RAW DATA:
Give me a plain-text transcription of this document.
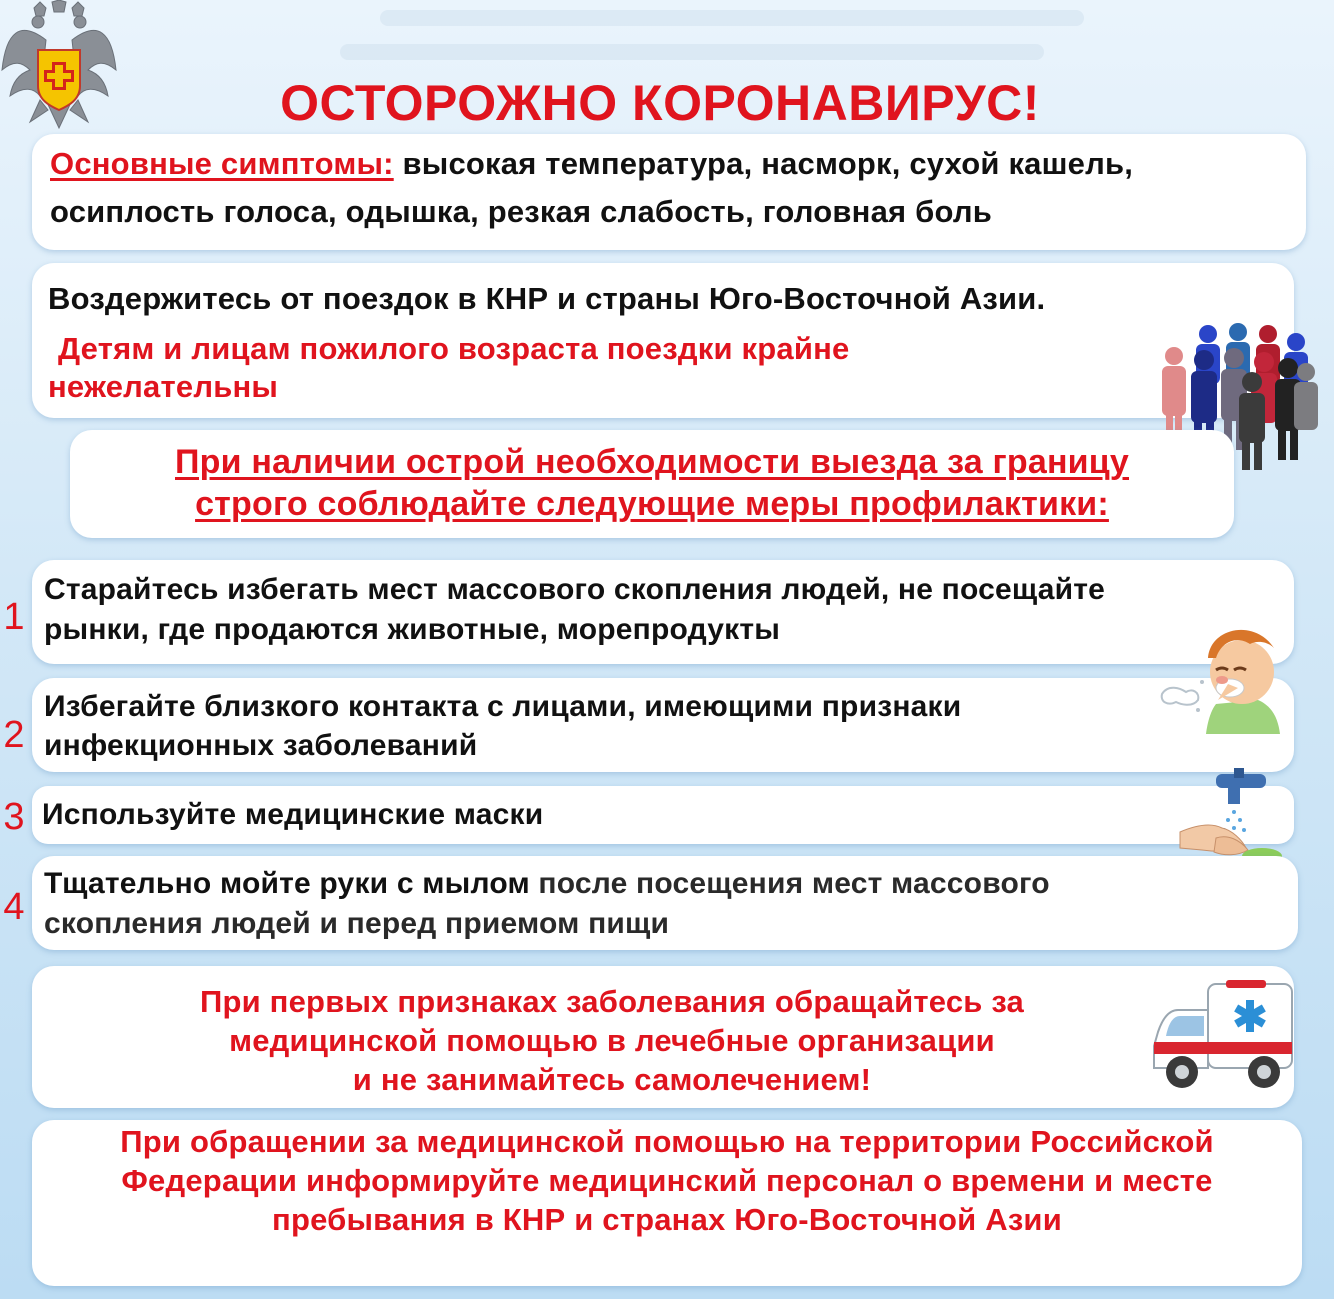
ОСТОРОЖНО КОРОНАВИРУС!
Основные симптомы: высокая температура, насморк, сухой кашель,
осиплость голоса, одышка, резкая слабость, головная боль
Воздержитесь от поездок в КНР и страны Юго-Восточной Азии.
Детям и лицам пожилого возраста поездки крайне
нежелательны
При наличии острой необходимости выезда за границу
строго соблюдайте следующие меры профилактики:
1
Старайтесь избегать мест массового скопления людей, не посещайте
рынки, где продаются животные, морепродукты
2
Избегайте близкого контакта с лицами, имеющими признаки
инфекционных заболеваний
3 Используйте медицинские маски
4
Тщательно мойте руки с мылом после посещения мест массового
скопления людей и перед приемом пищи
При первых признаках заболевания обращайтесь за
медицинской помощью в лечебные организации
и не занимайтесь самолечением!
При обращении за медицинской помощью на территории Российской
Федерации информируйте медицинский персонал о времени и месте
пребывания в КНР и странах Юго-Восточной Азии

WHAT TO WORK ON:
Make a verbatim copy of all the entries and strip out the pictures.

ANSWER TO THIS TASK:
Give me a plain-text transcription of this document.
ОСТОРОЖНО КОРОНАВИРУС!
Основные симптомы: высокая температура, насморк, сухой кашель,
осиплость голоса, одышка, резкая слабость, головная боль
Воздержитесь от поездок в КНР и страны Юго-Восточной Азии.
Детям и лицам пожилого возраста поездки крайне
нежелательны
При наличии острой необходимости выезда за границу
строго соблюдайте следующие меры профилактики:
1
Старайтесь избегать мест массового скопления людей, не посещайте
рынки, где продаются животные, морепродукты
2
Избегайте близкого контакта с лицами, имеющими признаки
инфекционных заболеваний
3 Используйте медицинские маски
4
Тщательно мойте руки с мылом после посещения мест массового
скопления людей и перед приемом пищи
При первых признаках заболевания обращайтесь за
медицинской помощью в лечебные организации
и не занимайтесь самолечением!
При обращении за медицинской помощью на территории Российской
Федерации информируйте медицинский персонал о времени и месте
пребывания в КНР и странах Юго-Восточной Азии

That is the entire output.